Exercise requirements: Gather all lines in the records below that include the word "Liền".

**** Supplied records

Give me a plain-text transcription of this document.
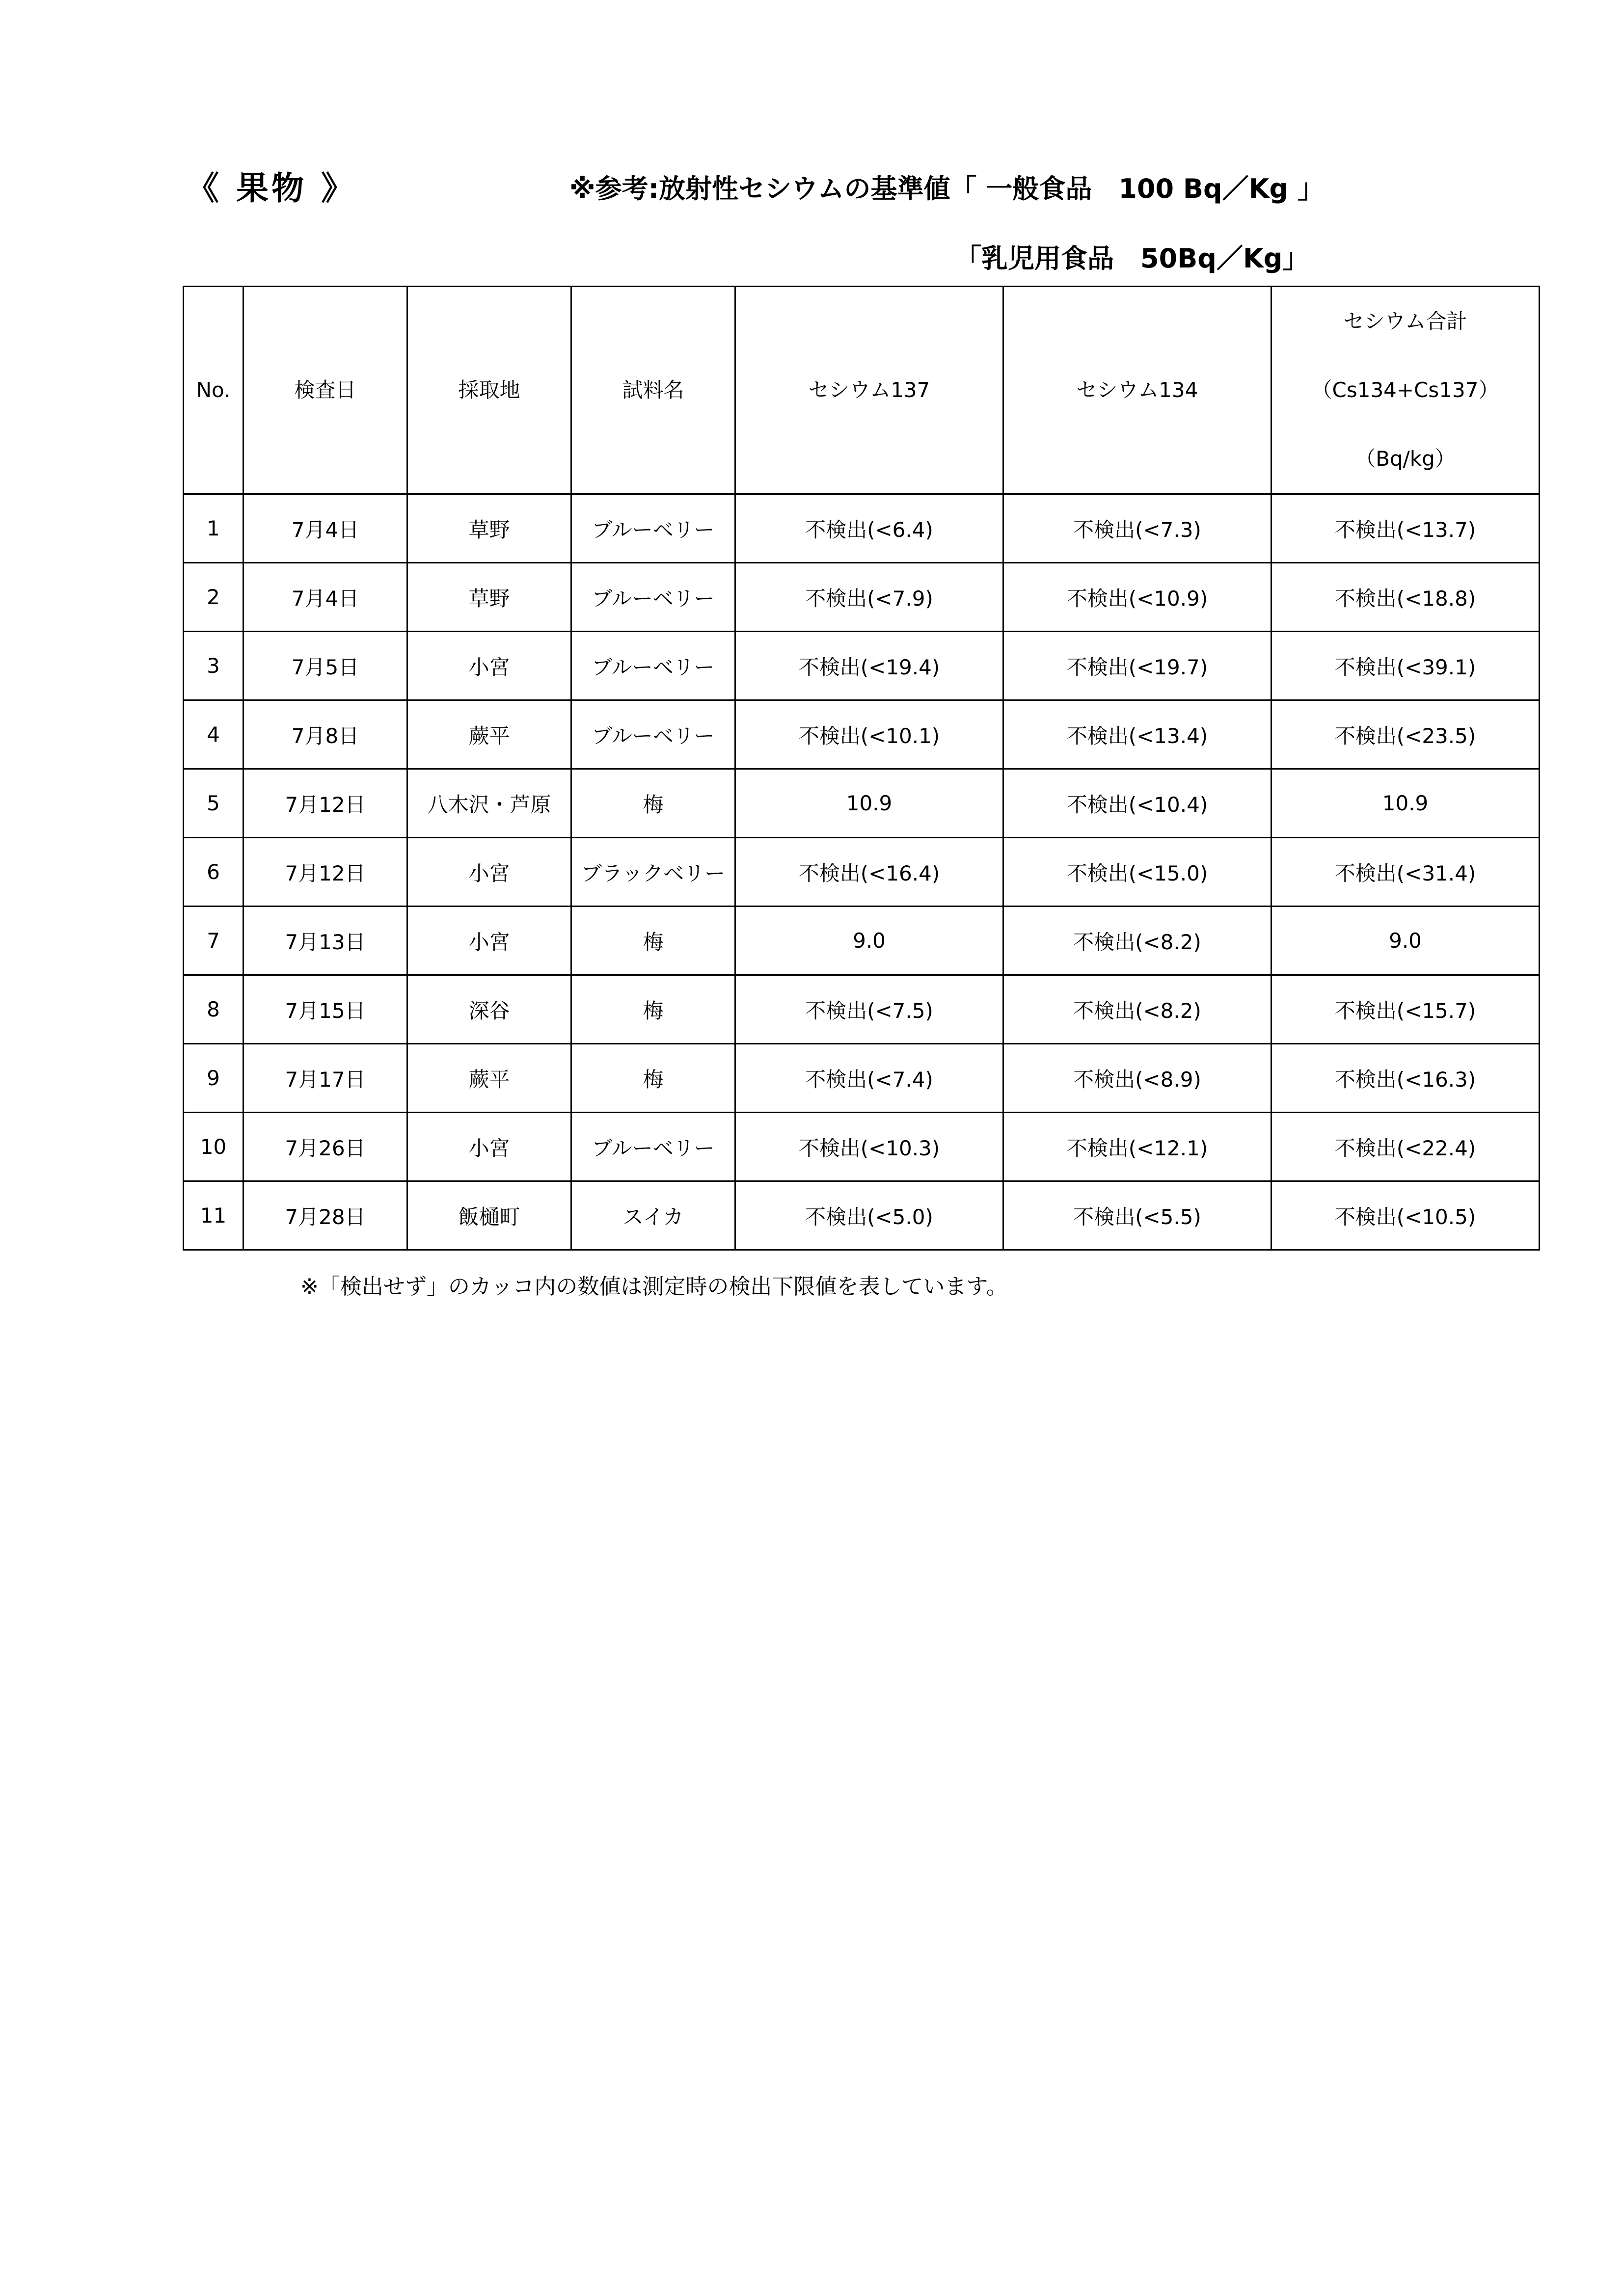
《 果物 》	※参考:放射性セシウムの基準値「 一般食品　100 Bq／Kg 」
「乳児用食品　50Bq／Kg」
No.	検査日	採取地	試料名	セシウム137	セシウム134	セシウム合計
（Cs134+Cs137）
（Bq/kg）

1	7月4日	草野	ブルーベリー	不検出(<6.4)	不検出(<7.3)	不検出(<13.7)
2	7月4日	草野	ブルーベリー	不検出(<7.9)	不検出(<10.9)	不検出(<18.8)
3	7月5日	小宮	ブルーベリー	不検出(<19.4)	不検出(<19.7)	不検出(<39.1)
4	7月8日	蕨平	ブルーベリー	不検出(<10.1)	不検出(<13.4)	不検出(<23.5)
5	7月12日	八木沢・芦原	梅	10.9	不検出(<10.4)	10.9
6	7月12日	小宮	ブラックベリー	不検出(<16.4)	不検出(<15.0)	不検出(<31.4)
7	7月13日	小宮	梅	9.0	不検出(<8.2)	9.0
8	7月15日	深谷	梅	不検出(<7.5)	不検出(<8.2)	不検出(<15.7)
9	7月17日	蕨平	梅	不検出(<7.4)	不検出(<8.9)	不検出(<16.3)
10	7月26日	小宮	ブルーベリー	不検出(<10.3)	不検出(<12.1)	不検出(<22.4)
11	7月28日	飯樋町	スイカ	不検出(<5.0)	不検出(<5.5)	不検出(<10.5)
※「検出せず」のカッコ内の数値は測定時の検出下限値を表しています。
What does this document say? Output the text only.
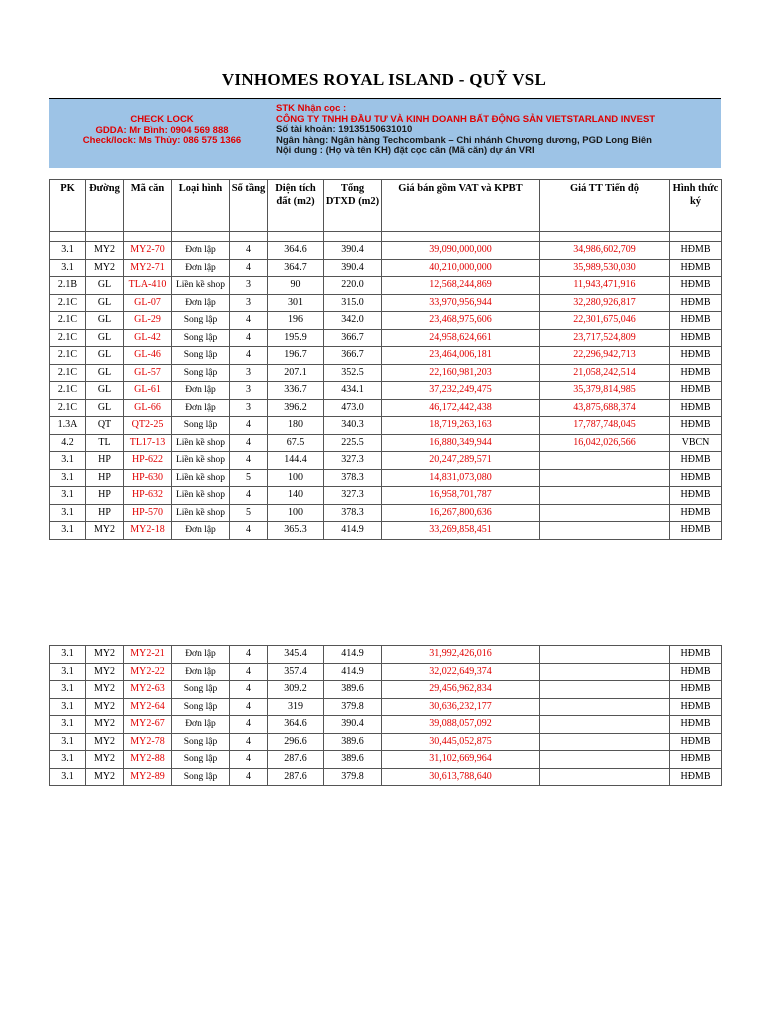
VINHOMES ROYAL ISLAND - QUỸ VSL
CHECK LOCK
GDDA: Mr Bình: 0904 569 888
Check/lock: Ms Thủy: 086 575 1366
STK Nhận cọc :
CÔNG TY TNHH ĐẦU TƯ VÀ KINH DOANH BẤT ĐỘNG SẢN VIETSTARLAND INVEST
Số tài khoản: 19135150631010
Ngân hàng: Ngân hàng Techcombank – Chi nhánh Chương dương, PGD Long Biên
Nội dung : (Họ và tên KH) đặt cọc căn (Mã căn) dự án VRI
PK	Đường	Mã căn	Loại hình	Số tầng	Diện tích đất (m2)	Tổng DTXD (m2)	Giá bán gồm VAT và KPBT	Giá TT Tiến độ	Hình thức ký

3.1	MY2	MY2-70	Đơn lập	4	364.6	390.4	39,090,000,000	34,986,602,709	HĐMB
3.1	MY2	MY2-71	Đơn lập	4	364.7	390.4	40,210,000,000	35,989,530,030	HĐMB
2.1B	GL	TLA-410	Liền kề shop	3	90	220.0	12,568,244,869	11,943,471,916	HĐMB
2.1C	GL	GL-07	Đơn lập	3	301	315.0	33,970,956,944	32,280,926,817	HĐMB
2.1C	GL	GL-29	Song lập	4	196	342.0	23,468,975,606	22,301,675,046	HĐMB
2.1C	GL	GL-42	Song lập	4	195.9	366.7	24,958,624,661	23,717,524,809	HĐMB
2.1C	GL	GL-46	Song lập	4	196.7	366.7	23,464,006,181	22,296,942,713	HĐMB
2.1C	GL	GL-57	Song lập	3	207.1	352.5	22,160,981,203	21,058,242,514	HĐMB
2.1C	GL	GL-61	Đơn lập	3	336.7	434.1	37,232,249,475	35,379,814,985	HĐMB
2.1C	GL	GL-66	Đơn lập	3	396.2	473.0	46,172,442,438	43,875,688,374	HĐMB
1.3A	QT	QT2-25	Song lập	4	180	340.3	18,719,263,163	17,787,748,045	HĐMB
4.2	TL	TL17-13	Liền kề shop	4	67.5	225.5	16,880,349,944	16,042,026,566	VBCN
3.1	HP	HP-622	Liền kề shop	4	144.4	327.3	20,247,289,571		HĐMB
3.1	HP	HP-630	Liền kề shop	5	100	378.3	14,831,073,080		HĐMB
3.1	HP	HP-632	Liền kề shop	4	140	327.3	16,958,701,787		HĐMB
3.1	HP	HP-570	Liền kề shop	5	100	378.3	16,267,800,636		HĐMB
3.1	MY2	MY2-18	Đơn lập	4	365.3	414.9	33,269,858,451		HĐMB
3.1	MY2	MY2-21	Đơn lập	4	345.4	414.9	31,992,426,016		HĐMB
3.1	MY2	MY2-22	Đơn lập	4	357.4	414.9	32,022,649,374		HĐMB
3.1	MY2	MY2-63	Song lập	4	309.2	389.6	29,456,962,834		HĐMB
3.1	MY2	MY2-64	Song lập	4	319	379.8	30,636,232,177		HĐMB
3.1	MY2	MY2-67	Đơn lập	4	364.6	390.4	39,088,057,092		HĐMB
3.1	MY2	MY2-78	Song lập	4	296.6	389.6	30,445,052,875		HĐMB
3.1	MY2	MY2-88	Song lập	4	287.6	389.6	31,102,669,964		HĐMB
3.1	MY2	MY2-89	Song lập	4	287.6	379.8	30,613,788,640		HĐMB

********

Solution to the exercise:
2.1B	GL	TLA-410	Liền kề shop	3	90	220.0	12,568,244,869	11,943,471,916	HĐMB
4.2	TL	TL17-13	Liền kề shop	4	67.5	225.5	16,880,349,944	16,042,026,566	VBCN
3.1	HP	HP-622	Liền kề shop	4	144.4	327.3	20,247,289,571		HĐMB
3.1	HP	HP-630	Liền kề shop	5	100	378.3	14,831,073,080		HĐMB
3.1	HP	HP-632	Liền kề shop	4	140	327.3	16,958,701,787		HĐMB
3.1	HP	HP-570	Liền kề shop	5	100	378.3	16,267,800,636		HĐMB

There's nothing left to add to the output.